▶ [Instructions to follow]:
In the listing below, count the lines containing the string "RestingBP" and state only the number.

▶ [Working data]:
===
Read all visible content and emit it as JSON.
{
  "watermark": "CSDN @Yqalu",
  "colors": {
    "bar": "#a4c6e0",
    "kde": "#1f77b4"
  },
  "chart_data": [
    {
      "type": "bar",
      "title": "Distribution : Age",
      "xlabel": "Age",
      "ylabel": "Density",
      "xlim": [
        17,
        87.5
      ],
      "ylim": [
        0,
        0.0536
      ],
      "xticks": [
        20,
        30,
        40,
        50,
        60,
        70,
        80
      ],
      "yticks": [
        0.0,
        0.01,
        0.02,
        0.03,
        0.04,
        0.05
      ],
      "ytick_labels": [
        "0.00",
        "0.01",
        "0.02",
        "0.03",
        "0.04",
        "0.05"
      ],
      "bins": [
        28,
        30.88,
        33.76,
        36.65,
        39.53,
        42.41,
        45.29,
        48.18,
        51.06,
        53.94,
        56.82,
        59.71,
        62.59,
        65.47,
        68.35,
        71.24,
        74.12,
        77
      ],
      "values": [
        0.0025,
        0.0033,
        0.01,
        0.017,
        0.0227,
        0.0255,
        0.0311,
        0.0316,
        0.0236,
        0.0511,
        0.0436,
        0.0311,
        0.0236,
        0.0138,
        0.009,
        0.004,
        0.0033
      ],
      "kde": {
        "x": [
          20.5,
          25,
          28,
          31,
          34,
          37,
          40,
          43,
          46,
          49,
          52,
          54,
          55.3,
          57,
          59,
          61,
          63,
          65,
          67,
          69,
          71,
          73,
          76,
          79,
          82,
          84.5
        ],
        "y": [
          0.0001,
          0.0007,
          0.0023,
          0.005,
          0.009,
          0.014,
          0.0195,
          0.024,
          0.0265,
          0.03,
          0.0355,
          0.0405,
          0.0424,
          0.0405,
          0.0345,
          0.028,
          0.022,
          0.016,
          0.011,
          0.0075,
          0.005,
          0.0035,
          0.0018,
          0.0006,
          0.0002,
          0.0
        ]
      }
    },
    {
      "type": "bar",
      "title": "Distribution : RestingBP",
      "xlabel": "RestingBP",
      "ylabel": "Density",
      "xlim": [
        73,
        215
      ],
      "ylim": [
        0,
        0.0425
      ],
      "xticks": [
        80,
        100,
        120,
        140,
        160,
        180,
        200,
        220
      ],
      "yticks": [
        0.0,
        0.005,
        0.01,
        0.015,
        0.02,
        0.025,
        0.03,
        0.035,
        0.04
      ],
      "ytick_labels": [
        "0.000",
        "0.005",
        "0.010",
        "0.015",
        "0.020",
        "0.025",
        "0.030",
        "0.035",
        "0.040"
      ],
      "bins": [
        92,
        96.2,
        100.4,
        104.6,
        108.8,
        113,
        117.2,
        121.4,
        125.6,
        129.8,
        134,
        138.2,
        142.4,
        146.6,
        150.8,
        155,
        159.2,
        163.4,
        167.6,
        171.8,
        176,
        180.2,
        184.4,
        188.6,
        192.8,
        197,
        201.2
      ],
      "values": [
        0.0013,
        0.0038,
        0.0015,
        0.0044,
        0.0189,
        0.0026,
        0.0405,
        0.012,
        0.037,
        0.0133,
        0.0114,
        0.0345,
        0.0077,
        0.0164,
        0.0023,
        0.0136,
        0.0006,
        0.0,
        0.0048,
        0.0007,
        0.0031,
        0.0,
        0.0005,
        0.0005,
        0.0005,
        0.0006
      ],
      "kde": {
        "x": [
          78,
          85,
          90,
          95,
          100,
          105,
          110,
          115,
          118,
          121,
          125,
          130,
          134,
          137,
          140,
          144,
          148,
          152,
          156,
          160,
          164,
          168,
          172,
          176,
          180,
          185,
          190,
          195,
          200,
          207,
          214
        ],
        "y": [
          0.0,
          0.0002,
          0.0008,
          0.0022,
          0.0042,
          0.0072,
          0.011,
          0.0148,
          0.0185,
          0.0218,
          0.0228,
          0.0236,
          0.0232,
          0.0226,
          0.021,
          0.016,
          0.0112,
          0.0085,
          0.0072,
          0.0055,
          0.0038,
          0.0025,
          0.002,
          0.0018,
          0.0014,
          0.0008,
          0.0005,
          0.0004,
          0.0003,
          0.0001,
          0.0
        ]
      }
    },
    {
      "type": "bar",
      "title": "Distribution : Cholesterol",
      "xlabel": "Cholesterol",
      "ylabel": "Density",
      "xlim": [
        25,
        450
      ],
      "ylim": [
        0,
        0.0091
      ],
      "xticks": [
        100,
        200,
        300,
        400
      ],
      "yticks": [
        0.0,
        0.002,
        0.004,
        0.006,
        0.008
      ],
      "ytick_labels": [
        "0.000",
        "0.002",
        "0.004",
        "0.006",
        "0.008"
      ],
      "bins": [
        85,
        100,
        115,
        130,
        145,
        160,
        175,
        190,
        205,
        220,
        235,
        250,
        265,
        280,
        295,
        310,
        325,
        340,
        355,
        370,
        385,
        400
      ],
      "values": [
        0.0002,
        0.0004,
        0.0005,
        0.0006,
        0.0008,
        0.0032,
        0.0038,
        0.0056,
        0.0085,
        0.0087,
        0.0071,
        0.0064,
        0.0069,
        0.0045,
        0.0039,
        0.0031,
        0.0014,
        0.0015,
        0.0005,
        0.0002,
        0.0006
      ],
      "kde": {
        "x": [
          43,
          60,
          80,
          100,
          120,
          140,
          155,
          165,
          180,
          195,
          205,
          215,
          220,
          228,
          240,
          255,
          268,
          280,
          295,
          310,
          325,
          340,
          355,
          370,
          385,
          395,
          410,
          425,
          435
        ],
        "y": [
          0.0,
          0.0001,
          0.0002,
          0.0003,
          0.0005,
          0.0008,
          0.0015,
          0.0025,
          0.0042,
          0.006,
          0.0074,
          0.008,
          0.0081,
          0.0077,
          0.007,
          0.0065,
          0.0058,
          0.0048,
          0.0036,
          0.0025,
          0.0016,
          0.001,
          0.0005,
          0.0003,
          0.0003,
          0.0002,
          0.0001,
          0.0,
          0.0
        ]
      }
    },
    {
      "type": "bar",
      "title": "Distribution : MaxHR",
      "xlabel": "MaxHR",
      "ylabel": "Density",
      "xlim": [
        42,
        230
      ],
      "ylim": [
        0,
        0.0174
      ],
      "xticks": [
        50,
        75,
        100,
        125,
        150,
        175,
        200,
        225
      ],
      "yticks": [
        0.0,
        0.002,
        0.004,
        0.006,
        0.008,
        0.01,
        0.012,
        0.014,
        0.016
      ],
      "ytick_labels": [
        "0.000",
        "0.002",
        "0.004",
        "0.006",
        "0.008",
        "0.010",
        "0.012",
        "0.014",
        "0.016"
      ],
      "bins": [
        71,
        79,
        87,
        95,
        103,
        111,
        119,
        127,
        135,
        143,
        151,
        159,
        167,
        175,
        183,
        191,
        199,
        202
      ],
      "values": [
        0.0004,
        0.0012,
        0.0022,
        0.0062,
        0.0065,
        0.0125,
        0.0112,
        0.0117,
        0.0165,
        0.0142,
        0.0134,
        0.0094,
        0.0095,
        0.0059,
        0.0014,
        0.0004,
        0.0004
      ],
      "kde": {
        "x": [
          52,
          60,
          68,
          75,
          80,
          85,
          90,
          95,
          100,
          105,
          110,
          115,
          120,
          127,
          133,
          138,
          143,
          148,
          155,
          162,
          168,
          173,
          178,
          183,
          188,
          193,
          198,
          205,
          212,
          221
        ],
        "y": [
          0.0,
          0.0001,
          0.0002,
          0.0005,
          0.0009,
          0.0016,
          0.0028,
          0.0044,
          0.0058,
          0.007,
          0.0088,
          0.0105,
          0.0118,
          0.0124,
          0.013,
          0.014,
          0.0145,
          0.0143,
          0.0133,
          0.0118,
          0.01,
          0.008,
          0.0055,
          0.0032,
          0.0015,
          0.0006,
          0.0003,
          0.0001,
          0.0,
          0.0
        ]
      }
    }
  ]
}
===
▶ [Exercise solution]:
2